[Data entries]
════════════════

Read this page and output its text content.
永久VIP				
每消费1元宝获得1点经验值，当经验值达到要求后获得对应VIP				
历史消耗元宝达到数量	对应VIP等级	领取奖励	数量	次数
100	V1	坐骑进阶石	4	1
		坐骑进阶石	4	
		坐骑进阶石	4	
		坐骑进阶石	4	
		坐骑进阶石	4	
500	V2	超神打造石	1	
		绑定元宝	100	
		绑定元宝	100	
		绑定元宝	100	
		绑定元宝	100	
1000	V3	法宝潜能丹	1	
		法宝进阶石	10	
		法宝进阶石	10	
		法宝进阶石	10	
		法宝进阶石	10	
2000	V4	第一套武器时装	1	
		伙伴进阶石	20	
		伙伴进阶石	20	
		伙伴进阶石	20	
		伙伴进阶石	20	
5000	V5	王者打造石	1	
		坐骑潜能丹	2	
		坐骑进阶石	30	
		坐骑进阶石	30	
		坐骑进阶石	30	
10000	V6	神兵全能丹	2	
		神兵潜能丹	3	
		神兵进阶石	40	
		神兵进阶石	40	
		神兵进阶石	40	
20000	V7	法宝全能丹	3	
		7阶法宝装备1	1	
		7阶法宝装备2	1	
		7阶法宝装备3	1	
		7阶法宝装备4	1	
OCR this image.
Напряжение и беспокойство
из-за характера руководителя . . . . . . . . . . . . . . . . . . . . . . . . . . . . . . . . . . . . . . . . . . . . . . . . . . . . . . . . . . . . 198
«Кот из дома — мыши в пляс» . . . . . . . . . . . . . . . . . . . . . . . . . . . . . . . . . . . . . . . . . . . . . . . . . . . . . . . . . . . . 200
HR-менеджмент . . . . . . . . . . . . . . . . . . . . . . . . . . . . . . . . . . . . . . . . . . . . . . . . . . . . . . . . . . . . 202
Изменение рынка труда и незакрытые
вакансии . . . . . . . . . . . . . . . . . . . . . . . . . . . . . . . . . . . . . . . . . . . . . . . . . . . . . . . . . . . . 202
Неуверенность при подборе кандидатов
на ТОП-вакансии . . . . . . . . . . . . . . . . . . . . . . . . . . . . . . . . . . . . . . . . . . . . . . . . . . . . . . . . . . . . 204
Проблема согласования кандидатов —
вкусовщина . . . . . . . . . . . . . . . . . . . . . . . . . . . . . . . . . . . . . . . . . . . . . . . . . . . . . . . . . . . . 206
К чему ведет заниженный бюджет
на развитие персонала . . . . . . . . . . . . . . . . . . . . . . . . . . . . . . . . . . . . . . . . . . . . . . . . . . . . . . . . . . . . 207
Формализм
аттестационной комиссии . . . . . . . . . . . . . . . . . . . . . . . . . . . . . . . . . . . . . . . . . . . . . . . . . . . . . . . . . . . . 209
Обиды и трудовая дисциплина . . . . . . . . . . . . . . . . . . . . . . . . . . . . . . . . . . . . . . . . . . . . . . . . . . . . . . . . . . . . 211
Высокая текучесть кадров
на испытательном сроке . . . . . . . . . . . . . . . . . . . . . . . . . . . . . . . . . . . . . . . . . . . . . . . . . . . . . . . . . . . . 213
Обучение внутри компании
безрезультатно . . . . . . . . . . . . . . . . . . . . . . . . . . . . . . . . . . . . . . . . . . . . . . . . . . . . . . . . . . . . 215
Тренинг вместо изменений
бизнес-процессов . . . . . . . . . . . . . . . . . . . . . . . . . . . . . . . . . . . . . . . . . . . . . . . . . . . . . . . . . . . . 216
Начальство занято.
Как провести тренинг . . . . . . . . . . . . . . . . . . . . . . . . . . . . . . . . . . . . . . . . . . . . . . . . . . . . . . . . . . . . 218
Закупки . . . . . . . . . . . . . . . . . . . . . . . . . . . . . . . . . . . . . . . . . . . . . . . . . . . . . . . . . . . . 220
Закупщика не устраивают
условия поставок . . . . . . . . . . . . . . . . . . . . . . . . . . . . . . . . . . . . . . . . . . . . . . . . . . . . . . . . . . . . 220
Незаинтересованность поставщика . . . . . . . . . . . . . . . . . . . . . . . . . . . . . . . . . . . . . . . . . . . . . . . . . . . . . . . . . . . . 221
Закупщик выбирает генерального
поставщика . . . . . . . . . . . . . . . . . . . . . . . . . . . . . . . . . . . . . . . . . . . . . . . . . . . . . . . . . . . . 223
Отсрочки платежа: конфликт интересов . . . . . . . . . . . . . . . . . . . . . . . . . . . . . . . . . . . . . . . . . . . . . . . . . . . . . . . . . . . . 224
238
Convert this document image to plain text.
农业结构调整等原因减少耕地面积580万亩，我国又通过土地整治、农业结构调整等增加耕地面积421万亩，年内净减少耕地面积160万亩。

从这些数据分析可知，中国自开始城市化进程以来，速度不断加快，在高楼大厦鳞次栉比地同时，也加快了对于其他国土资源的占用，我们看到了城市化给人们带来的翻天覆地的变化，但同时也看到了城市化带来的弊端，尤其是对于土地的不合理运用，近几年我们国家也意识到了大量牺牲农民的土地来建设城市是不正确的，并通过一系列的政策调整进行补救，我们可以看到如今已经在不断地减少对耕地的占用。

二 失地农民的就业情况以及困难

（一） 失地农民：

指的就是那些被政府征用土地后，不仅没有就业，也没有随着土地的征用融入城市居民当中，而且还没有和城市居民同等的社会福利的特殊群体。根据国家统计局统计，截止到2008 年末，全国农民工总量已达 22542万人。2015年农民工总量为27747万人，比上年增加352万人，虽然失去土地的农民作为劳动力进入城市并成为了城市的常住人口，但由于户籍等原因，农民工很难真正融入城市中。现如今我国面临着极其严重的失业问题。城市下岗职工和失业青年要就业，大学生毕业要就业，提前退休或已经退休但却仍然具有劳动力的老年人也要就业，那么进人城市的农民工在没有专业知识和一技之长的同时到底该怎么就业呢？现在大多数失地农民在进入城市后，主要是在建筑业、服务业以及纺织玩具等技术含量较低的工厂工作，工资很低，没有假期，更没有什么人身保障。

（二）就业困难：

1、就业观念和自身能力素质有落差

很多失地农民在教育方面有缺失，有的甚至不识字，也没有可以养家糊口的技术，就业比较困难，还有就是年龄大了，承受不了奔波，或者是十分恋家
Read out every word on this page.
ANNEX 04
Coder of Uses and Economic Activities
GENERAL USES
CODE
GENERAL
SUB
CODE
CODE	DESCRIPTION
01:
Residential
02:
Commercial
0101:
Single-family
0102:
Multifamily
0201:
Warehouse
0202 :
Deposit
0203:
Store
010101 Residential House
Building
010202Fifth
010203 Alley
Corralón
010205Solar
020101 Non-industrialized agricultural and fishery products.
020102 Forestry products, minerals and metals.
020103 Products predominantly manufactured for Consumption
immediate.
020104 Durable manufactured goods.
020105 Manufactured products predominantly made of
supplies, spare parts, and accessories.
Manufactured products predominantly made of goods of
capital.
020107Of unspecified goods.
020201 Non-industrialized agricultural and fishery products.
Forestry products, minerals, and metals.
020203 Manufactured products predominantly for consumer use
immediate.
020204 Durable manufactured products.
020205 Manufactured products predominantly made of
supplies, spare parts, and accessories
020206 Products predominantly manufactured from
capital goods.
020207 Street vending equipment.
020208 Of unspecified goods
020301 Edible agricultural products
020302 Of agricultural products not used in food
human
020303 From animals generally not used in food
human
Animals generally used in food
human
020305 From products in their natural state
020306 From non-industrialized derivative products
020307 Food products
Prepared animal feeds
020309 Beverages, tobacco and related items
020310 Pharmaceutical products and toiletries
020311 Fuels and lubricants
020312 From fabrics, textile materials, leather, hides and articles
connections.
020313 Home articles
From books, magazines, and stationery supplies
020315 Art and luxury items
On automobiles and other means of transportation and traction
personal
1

════════════════

Give the material above again, word for word.

*SOLUTION*
Read this page and output its text content.
永久VIP				
每消费1元宝获得1点经验值，当经验值达到要求后获得对应VIP				
历史消耗元宝达到数量	对应VIP等级	领取奖励	数量	次数
100	V1	坐骑进阶石	4	1
		坐骑进阶石	4	
		坐骑进阶石	4	
		坐骑进阶石	4	
		坐骑进阶石	4	
500	V2	超神打造石	1	
		绑定元宝	100	
		绑定元宝	100	
		绑定元宝	100	
		绑定元宝	100	
1000	V3	法宝潜能丹	1	
		法宝进阶石	10	
		法宝进阶石	10	
		法宝进阶石	10	
		法宝进阶石	10	
2000	V4	第一套武器时装	1	
		伙伴进阶石	20	
		伙伴进阶石	20	
		伙伴进阶石	20	
		伙伴进阶石	20	
5000	V5	王者打造石	1	
		坐骑潜能丹	2	
		坐骑进阶石	30	
		坐骑进阶石	30	
		坐骑进阶石	30	
10000	V6	神兵全能丹	2	
		神兵潜能丹	3	
		神兵进阶石	40	
		神兵进阶石	40	
		神兵进阶石	40	
20000	V7	法宝全能丹	3	
		7阶法宝装备1	1	
		7阶法宝装备2	1	
		7阶法宝装备3	1	
		7阶法宝装备4	1	
OCR this image.
Напряжение и беспокойство
из-за характера руководителя . . . . . . . . . . . . . . . . . . . . . . . . . . . . . . . . . . . . . . . . . . . . . . . . . . . . . . . . . . . . 198
«Кот из дома — мыши в пляс» . . . . . . . . . . . . . . . . . . . . . . . . . . . . . . . . . . . . . . . . . . . . . . . . . . . . . . . . . . . . 200
HR-менеджмент . . . . . . . . . . . . . . . . . . . . . . . . . . . . . . . . . . . . . . . . . . . . . . . . . . . . . . . . . . . . 202
Изменение рынка труда и незакрытые
вакансии . . . . . . . . . . . . . . . . . . . . . . . . . . . . . . . . . . . . . . . . . . . . . . . . . . . . . . . . . . . . 202
Неуверенность при подборе кандидатов
на ТОП-вакансии . . . . . . . . . . . . . . . . . . . . . . . . . . . . . . . . . . . . . . . . . . . . . . . . . . . . . . . . . . . . 204
Проблема согласования кандидатов —
вкусовщина . . . . . . . . . . . . . . . . . . . . . . . . . . . . . . . . . . . . . . . . . . . . . . . . . . . . . . . . . . . . 206
К чему ведет заниженный бюджет
на развитие персонала . . . . . . . . . . . . . . . . . . . . . . . . . . . . . . . . . . . . . . . . . . . . . . . . . . . . . . . . . . . . 207
Формализм
аттестационной комиссии . . . . . . . . . . . . . . . . . . . . . . . . . . . . . . . . . . . . . . . . . . . . . . . . . . . . . . . . . . . . 209
Обиды и трудовая дисциплина . . . . . . . . . . . . . . . . . . . . . . . . . . . . . . . . . . . . . . . . . . . . . . . . . . . . . . . . . . . . 211
Высокая текучесть кадров
на испытательном сроке . . . . . . . . . . . . . . . . . . . . . . . . . . . . . . . . . . . . . . . . . . . . . . . . . . . . . . . . . . . . 213
Обучение внутри компании
безрезультатно . . . . . . . . . . . . . . . . . . . . . . . . . . . . . . . . . . . . . . . . . . . . . . . . . . . . . . . . . . . . 215
Тренинг вместо изменений
бизнес-процессов . . . . . . . . . . . . . . . . . . . . . . . . . . . . . . . . . . . . . . . . . . . . . . . . . . . . . . . . . . . . 216
Начальство занято.
Как провести тренинг . . . . . . . . . . . . . . . . . . . . . . . . . . . . . . . . . . . . . . . . . . . . . . . . . . . . . . . . . . . . 218
Закупки . . . . . . . . . . . . . . . . . . . . . . . . . . . . . . . . . . . . . . . . . . . . . . . . . . . . . . . . . . . . 220
Закупщика не устраивают
условия поставок . . . . . . . . . . . . . . . . . . . . . . . . . . . . . . . . . . . . . . . . . . . . . . . . . . . . . . . . . . . . 220
Незаинтересованность поставщика . . . . . . . . . . . . . . . . . . . . . . . . . . . . . . . . . . . . . . . . . . . . . . . . . . . . . . . . . . . . 221
Закупщик выбирает генерального
поставщика . . . . . . . . . . . . . . . . . . . . . . . . . . . . . . . . . . . . . . . . . . . . . . . . . . . . . . . . . . . . 223
Отсрочки платежа: конфликт интересов . . . . . . . . . . . . . . . . . . . . . . . . . . . . . . . . . . . . . . . . . . . . . . . . . . . . . . . . . . . . 224
238
Convert this document image to plain text.
农业结构调整等原因减少耕地面积580万亩，我国又通过土地整治、农业结构调整等增加耕地面积421万亩，年内净减少耕地面积160万亩。

从这些数据分析可知，中国自开始城市化进程以来，速度不断加快，在高楼大厦鳞次栉比地同时，也加快了对于其他国土资源的占用，我们看到了城市化给人们带来的翻天覆地的变化，但同时也看到了城市化带来的弊端，尤其是对于土地的不合理运用，近几年我们国家也意识到了大量牺牲农民的土地来建设城市是不正确的，并通过一系列的政策调整进行补救，我们可以看到如今已经在不断地减少对耕地的占用。

二 失地农民的就业情况以及困难

（一） 失地农民：

指的就是那些被政府征用土地后，不仅没有就业，也没有随着土地的征用融入城市居民当中，而且还没有和城市居民同等的社会福利的特殊群体。根据国家统计局统计，截止到2008 年末，全国农民工总量已达 22542万人。2015年农民工总量为27747万人，比上年增加352万人，虽然失去土地的农民作为劳动力进入城市并成为了城市的常住人口，但由于户籍等原因，农民工很难真正融入城市中。现如今我国面临着极其严重的失业问题。城市下岗职工和失业青年要就业，大学生毕业要就业，提前退休或已经退休但却仍然具有劳动力的老年人也要就业，那么进人城市的农民工在没有专业知识和一技之长的同时到底该怎么就业呢？现在大多数失地农民在进入城市后，主要是在建筑业、服务业以及纺织玩具等技术含量较低的工厂工作，工资很低，没有假期，更没有什么人身保障。

（二）就业困难：

1、就业观念和自身能力素质有落差

很多失地农民在教育方面有缺失，有的甚至不识字，也没有可以养家糊口的技术，就业比较困难，还有就是年龄大了，承受不了奔波，或者是十分恋家
Read out every word on this page.
ANNEX 04
Coder of Uses and Economic Activities
GENERAL USES
CODE
GENERAL
SUB
CODE
CODE	DESCRIPTION
01:
Residential
02:
Commercial
0101:
Single-family
0102:
Multifamily
0201:
Warehouse
0202 :
Deposit
0203:
Store
010101 Residential House
Building
010202Fifth
010203 Alley
Corralón
010205Solar
020101 Non-industrialized agricultural and fishery products.
020102 Forestry products, minerals and metals.
020103 Products predominantly manufactured for Consumption
immediate.
020104 Durable manufactured goods.
020105 Manufactured products predominantly made of
supplies, spare parts, and accessories.
Manufactured products predominantly made of goods of
capital.
020107Of unspecified goods.
020201 Non-industrialized agricultural and fishery products.
Forestry products, minerals, and metals.
020203 Manufactured products predominantly for consumer use
immediate.
020204 Durable manufactured products.
020205 Manufactured products predominantly made of
supplies, spare parts, and accessories
020206 Products predominantly manufactured from
capital goods.
020207 Street vending equipment.
020208 Of unspecified goods
020301 Edible agricultural products
020302 Of agricultural products not used in food
human
020303 From animals generally not used in food
human
Animals generally used in food
human
020305 From products in their natural state
020306 From non-industrialized derivative products
020307 Food products
Prepared animal feeds
020309 Beverages, tobacco and related items
020310 Pharmaceutical products and toiletries
020311 Fuels and lubricants
020312 From fabrics, textile materials, leather, hides and articles
connections.
020313 Home articles
From books, magazines, and stationery supplies
020315 Art and luxury items
On automobiles and other means of transportation and traction
personal
1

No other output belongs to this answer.